__Task__
Make an exact copy of the listing below.

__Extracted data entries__
──────────────────────────────

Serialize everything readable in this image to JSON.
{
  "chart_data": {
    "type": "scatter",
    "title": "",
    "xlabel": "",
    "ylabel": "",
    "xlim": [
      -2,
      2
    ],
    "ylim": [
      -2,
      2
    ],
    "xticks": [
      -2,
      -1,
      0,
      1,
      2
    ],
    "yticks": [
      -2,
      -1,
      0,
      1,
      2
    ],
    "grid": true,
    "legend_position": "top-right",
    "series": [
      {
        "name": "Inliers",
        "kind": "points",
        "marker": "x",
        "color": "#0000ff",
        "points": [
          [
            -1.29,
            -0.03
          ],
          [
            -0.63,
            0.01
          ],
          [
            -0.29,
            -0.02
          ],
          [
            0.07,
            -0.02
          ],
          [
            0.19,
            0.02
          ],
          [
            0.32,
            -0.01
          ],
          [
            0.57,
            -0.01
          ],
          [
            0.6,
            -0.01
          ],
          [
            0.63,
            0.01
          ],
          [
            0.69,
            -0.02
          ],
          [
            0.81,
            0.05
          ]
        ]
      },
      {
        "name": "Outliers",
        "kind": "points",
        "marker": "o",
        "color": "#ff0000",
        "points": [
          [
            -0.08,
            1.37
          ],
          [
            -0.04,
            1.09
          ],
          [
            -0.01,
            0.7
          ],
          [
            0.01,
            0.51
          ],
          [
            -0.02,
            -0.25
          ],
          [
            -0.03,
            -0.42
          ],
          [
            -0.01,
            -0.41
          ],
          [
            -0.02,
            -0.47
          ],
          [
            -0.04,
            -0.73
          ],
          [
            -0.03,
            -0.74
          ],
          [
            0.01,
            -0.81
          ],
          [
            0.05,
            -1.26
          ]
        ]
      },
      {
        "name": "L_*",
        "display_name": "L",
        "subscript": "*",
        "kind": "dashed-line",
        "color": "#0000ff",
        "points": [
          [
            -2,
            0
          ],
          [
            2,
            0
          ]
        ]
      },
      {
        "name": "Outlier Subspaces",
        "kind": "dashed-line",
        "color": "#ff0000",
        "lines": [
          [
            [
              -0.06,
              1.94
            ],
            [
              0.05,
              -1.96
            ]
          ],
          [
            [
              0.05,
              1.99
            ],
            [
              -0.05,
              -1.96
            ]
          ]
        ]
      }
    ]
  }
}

──────────────────────────────

__Solution__
Serialize everything readable in this image to JSON.
{
  "chart_data": {
    "type": "scatter",
    "title": "",
    "xlabel": "",
    "ylabel": "",
    "xlim": [
      -2,
      2
    ],
    "ylim": [
      -2,
      2
    ],
    "xticks": [
      -2,
      -1,
      0,
      1,
      2
    ],
    "yticks": [
      -2,
      -1,
      0,
      1,
      2
    ],
    "grid": true,
    "legend_position": "top-right",
    "series": [
      {
        "name": "Inliers",
        "kind": "points",
        "marker": "x",
        "color": "#0000ff",
        "points": [
          [
            -1.29,
            -0.03
          ],
          [
            -0.63,
            0.01
          ],
          [
            -0.29,
            -0.02
          ],
          [
            0.07,
            -0.02
          ],
          [
            0.19,
            0.02
          ],
          [
            0.32,
            -0.01
          ],
          [
            0.57,
            -0.01
          ],
          [
            0.6,
            -0.01
          ],
          [
            0.63,
            0.01
          ],
          [
            0.69,
            -0.02
          ],
          [
            0.81,
            0.05
          ]
        ]
      },
      {
        "name": "Outliers",
        "kind": "points",
        "marker": "o",
        "color": "#ff0000",
        "points": [
          [
            -0.08,
            1.37
          ],
          [
            -0.04,
            1.09
          ],
          [
            -0.01,
            0.7
          ],
          [
            0.01,
            0.51
          ],
          [
            -0.02,
            -0.25
          ],
          [
            -0.03,
            -0.42
          ],
          [
            -0.01,
            -0.41
          ],
          [
            -0.02,
            -0.47
          ],
          [
            -0.04,
            -0.73
          ],
          [
            -0.03,
            -0.74
          ],
          [
            0.01,
            -0.81
          ],
          [
            0.05,
            -1.26
          ]
        ]
      },
      {
        "name": "L_*",
        "display_name": "L",
        "subscript": "*",
        "kind": "dashed-line",
        "color": "#0000ff",
        "points": [
          [
            -2,
            0
          ],
          [
            2,
            0
          ]
        ]
      },
      {
        "name": "Outlier Subspaces",
        "kind": "dashed-line",
        "color": "#ff0000",
        "lines": [
          [
            [
              -0.06,
              1.94
            ],
            [
              0.05,
              -1.96
            ]
          ],
          [
            [
              0.05,
              1.99
            ],
            [
              -0.05,
              -1.96
            ]
          ]
        ]
      }
    ]
  }
}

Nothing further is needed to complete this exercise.